**WRITTEN REQUEST:** Scan the listing below. Report each line that includes "Chunghwa".

**DATA:**
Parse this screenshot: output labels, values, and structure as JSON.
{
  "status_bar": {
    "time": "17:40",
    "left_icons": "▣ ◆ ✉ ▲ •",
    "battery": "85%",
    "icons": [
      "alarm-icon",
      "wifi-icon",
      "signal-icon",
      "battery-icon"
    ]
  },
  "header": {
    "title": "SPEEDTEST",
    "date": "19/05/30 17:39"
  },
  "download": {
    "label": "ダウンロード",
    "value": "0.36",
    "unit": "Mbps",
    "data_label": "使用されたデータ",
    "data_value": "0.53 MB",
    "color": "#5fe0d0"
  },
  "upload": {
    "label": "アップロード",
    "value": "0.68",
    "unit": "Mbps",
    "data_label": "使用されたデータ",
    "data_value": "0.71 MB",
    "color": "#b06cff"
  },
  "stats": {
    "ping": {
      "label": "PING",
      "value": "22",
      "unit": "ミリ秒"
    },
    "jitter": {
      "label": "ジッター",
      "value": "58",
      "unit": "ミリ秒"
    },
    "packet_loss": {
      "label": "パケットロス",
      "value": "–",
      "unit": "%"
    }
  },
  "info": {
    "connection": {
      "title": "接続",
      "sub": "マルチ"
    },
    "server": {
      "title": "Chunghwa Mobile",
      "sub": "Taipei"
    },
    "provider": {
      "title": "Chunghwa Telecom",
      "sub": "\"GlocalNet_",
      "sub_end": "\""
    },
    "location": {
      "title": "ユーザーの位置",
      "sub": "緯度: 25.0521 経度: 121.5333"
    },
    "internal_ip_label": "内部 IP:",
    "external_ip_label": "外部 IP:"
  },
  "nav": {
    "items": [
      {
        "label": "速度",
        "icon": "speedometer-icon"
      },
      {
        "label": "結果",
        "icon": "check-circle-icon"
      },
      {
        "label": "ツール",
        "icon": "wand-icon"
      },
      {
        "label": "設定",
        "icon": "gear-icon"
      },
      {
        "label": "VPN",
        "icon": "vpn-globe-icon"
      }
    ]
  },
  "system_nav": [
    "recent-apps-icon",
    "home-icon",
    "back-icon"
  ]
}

**RESPONSE TO THE EXERCISE:**
      "title": "Chunghwa Mobile",
      "title": "Chunghwa Telecom",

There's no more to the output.